_Task requirements_:
The listing below should be copied in full, word for word.

_Recorded information_:
= = = =

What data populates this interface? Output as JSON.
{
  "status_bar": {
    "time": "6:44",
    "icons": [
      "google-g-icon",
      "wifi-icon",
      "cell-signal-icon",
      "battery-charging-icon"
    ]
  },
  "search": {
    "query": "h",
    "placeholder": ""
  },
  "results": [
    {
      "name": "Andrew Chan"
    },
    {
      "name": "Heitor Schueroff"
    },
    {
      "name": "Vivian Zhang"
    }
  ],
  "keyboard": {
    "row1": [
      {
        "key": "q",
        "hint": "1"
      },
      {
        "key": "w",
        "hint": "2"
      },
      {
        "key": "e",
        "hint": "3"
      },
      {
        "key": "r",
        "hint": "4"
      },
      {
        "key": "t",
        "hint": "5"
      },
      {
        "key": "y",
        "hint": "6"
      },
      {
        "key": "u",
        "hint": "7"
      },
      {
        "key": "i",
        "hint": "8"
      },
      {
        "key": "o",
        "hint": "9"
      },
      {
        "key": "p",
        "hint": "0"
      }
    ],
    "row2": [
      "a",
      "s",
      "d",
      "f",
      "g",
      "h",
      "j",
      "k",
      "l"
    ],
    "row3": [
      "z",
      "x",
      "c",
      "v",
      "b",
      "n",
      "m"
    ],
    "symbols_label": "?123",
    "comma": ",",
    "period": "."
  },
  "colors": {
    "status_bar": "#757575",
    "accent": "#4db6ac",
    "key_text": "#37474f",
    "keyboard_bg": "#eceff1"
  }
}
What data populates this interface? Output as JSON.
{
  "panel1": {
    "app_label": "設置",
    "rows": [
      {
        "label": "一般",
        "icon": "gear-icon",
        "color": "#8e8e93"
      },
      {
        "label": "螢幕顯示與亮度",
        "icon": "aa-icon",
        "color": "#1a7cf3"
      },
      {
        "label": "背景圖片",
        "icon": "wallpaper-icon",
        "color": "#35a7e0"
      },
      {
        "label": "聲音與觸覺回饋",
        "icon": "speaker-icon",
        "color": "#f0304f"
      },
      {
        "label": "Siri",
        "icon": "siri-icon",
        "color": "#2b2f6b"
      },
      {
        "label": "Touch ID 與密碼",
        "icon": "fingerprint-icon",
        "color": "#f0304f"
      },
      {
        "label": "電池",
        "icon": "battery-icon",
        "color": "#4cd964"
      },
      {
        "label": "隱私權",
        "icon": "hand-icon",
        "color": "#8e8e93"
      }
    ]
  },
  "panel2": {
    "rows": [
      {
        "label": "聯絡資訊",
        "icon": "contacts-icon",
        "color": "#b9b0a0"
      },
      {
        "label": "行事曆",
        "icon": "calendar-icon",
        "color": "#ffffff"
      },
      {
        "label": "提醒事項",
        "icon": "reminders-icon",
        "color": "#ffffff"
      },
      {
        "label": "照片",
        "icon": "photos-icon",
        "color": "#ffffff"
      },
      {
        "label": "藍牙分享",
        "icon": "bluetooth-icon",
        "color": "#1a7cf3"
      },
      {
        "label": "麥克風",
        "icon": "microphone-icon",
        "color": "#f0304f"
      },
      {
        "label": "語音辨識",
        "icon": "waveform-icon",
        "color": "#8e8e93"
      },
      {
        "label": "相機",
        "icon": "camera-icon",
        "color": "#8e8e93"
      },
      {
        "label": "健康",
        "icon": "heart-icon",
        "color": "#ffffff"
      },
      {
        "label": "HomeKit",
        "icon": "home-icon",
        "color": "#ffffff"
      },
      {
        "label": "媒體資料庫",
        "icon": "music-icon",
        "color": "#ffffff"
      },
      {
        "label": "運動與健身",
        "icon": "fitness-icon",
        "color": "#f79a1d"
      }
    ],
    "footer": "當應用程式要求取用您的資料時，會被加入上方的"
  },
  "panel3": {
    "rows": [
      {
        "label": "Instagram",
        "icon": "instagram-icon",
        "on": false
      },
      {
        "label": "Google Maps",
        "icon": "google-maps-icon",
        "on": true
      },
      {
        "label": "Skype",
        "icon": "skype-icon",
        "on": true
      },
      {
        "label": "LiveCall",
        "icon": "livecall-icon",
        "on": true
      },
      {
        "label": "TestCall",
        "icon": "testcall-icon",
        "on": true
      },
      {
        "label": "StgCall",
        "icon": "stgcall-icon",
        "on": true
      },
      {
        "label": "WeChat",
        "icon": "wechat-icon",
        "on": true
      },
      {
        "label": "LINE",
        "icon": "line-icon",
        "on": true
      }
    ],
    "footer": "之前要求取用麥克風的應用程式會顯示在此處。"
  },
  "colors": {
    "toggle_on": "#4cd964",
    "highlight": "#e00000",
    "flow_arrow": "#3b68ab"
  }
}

= = = =

_Reply_:
What data populates this interface? Output as JSON.
{
  "status_bar": {
    "time": "6:44",
    "icons": [
      "google-g-icon",
      "wifi-icon",
      "cell-signal-icon",
      "battery-charging-icon"
    ]
  },
  "search": {
    "query": "h",
    "placeholder": ""
  },
  "results": [
    {
      "name": "Andrew Chan"
    },
    {
      "name": "Heitor Schueroff"
    },
    {
      "name": "Vivian Zhang"
    }
  ],
  "keyboard": {
    "row1": [
      {
        "key": "q",
        "hint": "1"
      },
      {
        "key": "w",
        "hint": "2"
      },
      {
        "key": "e",
        "hint": "3"
      },
      {
        "key": "r",
        "hint": "4"
      },
      {
        "key": "t",
        "hint": "5"
      },
      {
        "key": "y",
        "hint": "6"
      },
      {
        "key": "u",
        "hint": "7"
      },
      {
        "key": "i",
        "hint": "8"
      },
      {
        "key": "o",
        "hint": "9"
      },
      {
        "key": "p",
        "hint": "0"
      }
    ],
    "row2": [
      "a",
      "s",
      "d",
      "f",
      "g",
      "h",
      "j",
      "k",
      "l"
    ],
    "row3": [
      "z",
      "x",
      "c",
      "v",
      "b",
      "n",
      "m"
    ],
    "symbols_label": "?123",
    "comma": ",",
    "period": "."
  },
  "colors": {
    "status_bar": "#757575",
    "accent": "#4db6ac",
    "key_text": "#37474f",
    "keyboard_bg": "#eceff1"
  }
}
What data populates this interface? Output as JSON.
{
  "panel1": {
    "app_label": "設置",
    "rows": [
      {
        "label": "一般",
        "icon": "gear-icon",
        "color": "#8e8e93"
      },
      {
        "label": "螢幕顯示與亮度",
        "icon": "aa-icon",
        "color": "#1a7cf3"
      },
      {
        "label": "背景圖片",
        "icon": "wallpaper-icon",
        "color": "#35a7e0"
      },
      {
        "label": "聲音與觸覺回饋",
        "icon": "speaker-icon",
        "color": "#f0304f"
      },
      {
        "label": "Siri",
        "icon": "siri-icon",
        "color": "#2b2f6b"
      },
      {
        "label": "Touch ID 與密碼",
        "icon": "fingerprint-icon",
        "color": "#f0304f"
      },
      {
        "label": "電池",
        "icon": "battery-icon",
        "color": "#4cd964"
      },
      {
        "label": "隱私權",
        "icon": "hand-icon",
        "color": "#8e8e93"
      }
    ]
  },
  "panel2": {
    "rows": [
      {
        "label": "聯絡資訊",
        "icon": "contacts-icon",
        "color": "#b9b0a0"
      },
      {
        "label": "行事曆",
        "icon": "calendar-icon",
        "color": "#ffffff"
      },
      {
        "label": "提醒事項",
        "icon": "reminders-icon",
        "color": "#ffffff"
      },
      {
        "label": "照片",
        "icon": "photos-icon",
        "color": "#ffffff"
      },
      {
        "label": "藍牙分享",
        "icon": "bluetooth-icon",
        "color": "#1a7cf3"
      },
      {
        "label": "麥克風",
        "icon": "microphone-icon",
        "color": "#f0304f"
      },
      {
        "label": "語音辨識",
        "icon": "waveform-icon",
        "color": "#8e8e93"
      },
      {
        "label": "相機",
        "icon": "camera-icon",
        "color": "#8e8e93"
      },
      {
        "label": "健康",
        "icon": "heart-icon",
        "color": "#ffffff"
      },
      {
        "label": "HomeKit",
        "icon": "home-icon",
        "color": "#ffffff"
      },
      {
        "label": "媒體資料庫",
        "icon": "music-icon",
        "color": "#ffffff"
      },
      {
        "label": "運動與健身",
        "icon": "fitness-icon",
        "color": "#f79a1d"
      }
    ],
    "footer": "當應用程式要求取用您的資料時，會被加入上方的"
  },
  "panel3": {
    "rows": [
      {
        "label": "Instagram",
        "icon": "instagram-icon",
        "on": false
      },
      {
        "label": "Google Maps",
        "icon": "google-maps-icon",
        "on": true
      },
      {
        "label": "Skype",
        "icon": "skype-icon",
        "on": true
      },
      {
        "label": "LiveCall",
        "icon": "livecall-icon",
        "on": true
      },
      {
        "label": "TestCall",
        "icon": "testcall-icon",
        "on": true
      },
      {
        "label": "StgCall",
        "icon": "stgcall-icon",
        "on": true
      },
      {
        "label": "WeChat",
        "icon": "wechat-icon",
        "on": true
      },
      {
        "label": "LINE",
        "icon": "line-icon",
        "on": true
      }
    ],
    "footer": "之前要求取用麥克風的應用程式會顯示在此處。"
  },
  "colors": {
    "toggle_on": "#4cd964",
    "highlight": "#e00000",
    "flow_arrow": "#3b68ab"
  }
}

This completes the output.